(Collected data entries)
####################

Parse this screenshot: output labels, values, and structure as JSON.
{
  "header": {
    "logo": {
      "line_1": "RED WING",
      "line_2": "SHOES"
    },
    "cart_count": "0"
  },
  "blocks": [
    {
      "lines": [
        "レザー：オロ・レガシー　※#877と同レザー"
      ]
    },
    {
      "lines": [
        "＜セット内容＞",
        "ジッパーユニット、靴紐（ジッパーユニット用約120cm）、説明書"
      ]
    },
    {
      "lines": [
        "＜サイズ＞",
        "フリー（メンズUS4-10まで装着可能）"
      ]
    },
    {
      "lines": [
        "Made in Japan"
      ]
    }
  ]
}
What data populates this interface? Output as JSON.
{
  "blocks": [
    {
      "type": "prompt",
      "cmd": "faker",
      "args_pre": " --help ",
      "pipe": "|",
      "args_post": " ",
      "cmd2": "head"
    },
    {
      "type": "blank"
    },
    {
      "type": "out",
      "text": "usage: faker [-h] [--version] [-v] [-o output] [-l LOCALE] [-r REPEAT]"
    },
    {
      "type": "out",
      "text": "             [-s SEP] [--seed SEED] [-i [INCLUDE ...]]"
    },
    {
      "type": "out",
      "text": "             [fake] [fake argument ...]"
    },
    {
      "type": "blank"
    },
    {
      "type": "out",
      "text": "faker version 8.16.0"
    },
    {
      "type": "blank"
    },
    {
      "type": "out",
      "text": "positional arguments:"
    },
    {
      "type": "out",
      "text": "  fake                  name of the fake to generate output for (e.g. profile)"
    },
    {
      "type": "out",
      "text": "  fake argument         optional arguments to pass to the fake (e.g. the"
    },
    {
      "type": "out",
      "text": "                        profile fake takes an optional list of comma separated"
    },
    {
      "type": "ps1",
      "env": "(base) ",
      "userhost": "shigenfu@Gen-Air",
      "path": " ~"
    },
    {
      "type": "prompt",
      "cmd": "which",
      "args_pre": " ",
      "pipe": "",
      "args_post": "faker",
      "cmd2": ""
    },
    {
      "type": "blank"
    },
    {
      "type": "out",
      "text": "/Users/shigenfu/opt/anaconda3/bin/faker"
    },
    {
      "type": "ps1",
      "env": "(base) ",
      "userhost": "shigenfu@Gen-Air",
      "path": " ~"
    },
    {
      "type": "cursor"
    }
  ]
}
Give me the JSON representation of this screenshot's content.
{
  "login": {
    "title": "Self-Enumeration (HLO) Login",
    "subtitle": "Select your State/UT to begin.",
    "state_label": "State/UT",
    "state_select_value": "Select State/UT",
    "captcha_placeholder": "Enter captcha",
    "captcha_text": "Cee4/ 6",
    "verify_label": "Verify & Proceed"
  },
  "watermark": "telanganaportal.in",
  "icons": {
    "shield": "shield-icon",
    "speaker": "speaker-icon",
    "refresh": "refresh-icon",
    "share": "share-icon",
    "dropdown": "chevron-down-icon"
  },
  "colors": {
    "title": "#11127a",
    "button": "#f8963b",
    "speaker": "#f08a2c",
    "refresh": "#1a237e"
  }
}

####################

Given instruction: Return each line of the listing that holds the string "speaker".

Response:
    "speaker": "speaker-icon",
    "speaker": "#f08a2c",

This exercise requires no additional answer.